**Requirement**:
Identify all lines of the data containing the string "JSON" and copy them.

**Material**:
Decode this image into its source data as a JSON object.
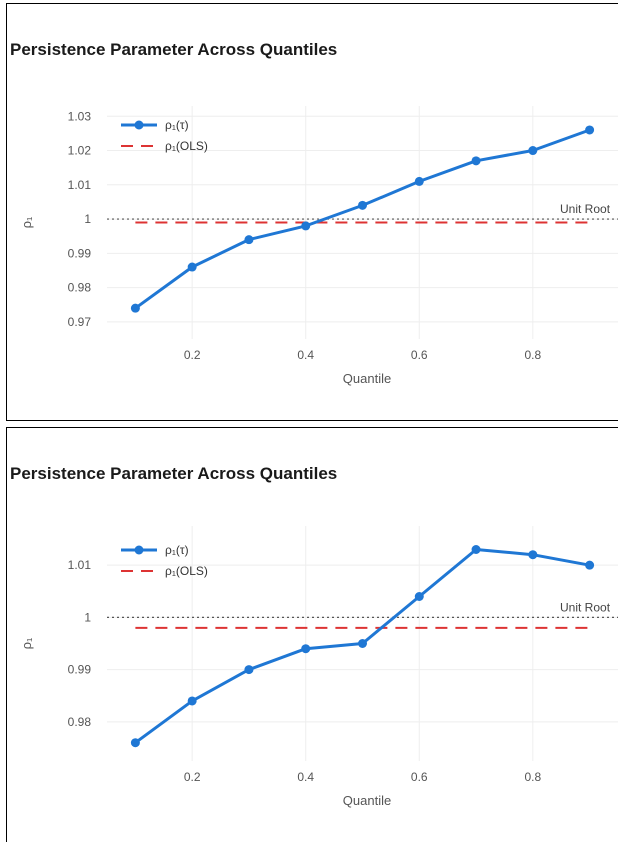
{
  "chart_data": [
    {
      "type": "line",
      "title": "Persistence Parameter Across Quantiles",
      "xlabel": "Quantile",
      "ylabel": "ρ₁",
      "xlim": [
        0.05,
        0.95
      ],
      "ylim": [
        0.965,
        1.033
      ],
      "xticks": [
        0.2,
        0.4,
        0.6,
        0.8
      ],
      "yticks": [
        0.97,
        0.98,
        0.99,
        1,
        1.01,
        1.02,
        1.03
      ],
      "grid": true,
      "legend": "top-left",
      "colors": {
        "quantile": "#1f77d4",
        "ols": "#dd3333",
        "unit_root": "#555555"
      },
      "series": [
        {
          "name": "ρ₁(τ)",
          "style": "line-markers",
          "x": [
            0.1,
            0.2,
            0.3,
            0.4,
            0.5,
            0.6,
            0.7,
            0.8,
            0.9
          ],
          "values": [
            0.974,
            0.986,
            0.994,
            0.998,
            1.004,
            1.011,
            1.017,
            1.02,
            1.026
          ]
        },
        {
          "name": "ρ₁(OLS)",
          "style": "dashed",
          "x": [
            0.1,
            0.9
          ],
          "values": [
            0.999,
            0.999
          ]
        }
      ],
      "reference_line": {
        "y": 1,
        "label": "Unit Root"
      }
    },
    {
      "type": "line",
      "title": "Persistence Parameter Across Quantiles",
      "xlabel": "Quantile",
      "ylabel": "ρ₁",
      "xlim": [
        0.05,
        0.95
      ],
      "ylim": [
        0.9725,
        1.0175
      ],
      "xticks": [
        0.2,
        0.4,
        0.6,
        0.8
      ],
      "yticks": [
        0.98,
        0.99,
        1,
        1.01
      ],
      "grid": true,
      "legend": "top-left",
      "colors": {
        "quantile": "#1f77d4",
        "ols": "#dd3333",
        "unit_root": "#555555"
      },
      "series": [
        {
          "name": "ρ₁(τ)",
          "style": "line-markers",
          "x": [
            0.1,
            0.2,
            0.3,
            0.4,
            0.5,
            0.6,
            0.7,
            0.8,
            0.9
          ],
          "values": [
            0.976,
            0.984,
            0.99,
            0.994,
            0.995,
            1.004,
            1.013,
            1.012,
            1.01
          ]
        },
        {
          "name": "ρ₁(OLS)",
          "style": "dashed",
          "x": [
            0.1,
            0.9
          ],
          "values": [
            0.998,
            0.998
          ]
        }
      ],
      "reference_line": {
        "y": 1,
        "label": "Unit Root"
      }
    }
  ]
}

* * *

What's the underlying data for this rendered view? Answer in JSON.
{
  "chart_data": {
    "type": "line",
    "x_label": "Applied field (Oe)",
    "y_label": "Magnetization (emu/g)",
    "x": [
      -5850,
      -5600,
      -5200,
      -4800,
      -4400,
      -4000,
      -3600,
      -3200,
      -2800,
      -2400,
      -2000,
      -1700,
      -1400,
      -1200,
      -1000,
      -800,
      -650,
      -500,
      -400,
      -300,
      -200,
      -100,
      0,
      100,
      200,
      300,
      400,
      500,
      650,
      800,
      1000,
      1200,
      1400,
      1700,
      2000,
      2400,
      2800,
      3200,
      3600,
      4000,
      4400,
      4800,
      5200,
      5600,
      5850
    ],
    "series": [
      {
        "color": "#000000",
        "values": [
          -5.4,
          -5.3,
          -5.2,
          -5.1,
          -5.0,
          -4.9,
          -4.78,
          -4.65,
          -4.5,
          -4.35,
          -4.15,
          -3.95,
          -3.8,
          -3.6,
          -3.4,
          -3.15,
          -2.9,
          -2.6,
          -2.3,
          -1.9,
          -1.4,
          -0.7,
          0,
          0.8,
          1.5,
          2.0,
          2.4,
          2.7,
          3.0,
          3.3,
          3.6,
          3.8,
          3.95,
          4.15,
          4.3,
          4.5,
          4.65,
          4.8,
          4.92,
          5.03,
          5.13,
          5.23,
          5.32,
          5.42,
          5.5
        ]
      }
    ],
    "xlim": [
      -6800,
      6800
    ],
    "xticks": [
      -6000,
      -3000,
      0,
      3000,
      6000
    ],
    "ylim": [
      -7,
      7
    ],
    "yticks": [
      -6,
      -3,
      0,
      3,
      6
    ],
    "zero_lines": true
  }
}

**Output of the task**:
Decode this image into its source data as a JSON object.
What's the underlying data for this rendered view? Answer in JSON.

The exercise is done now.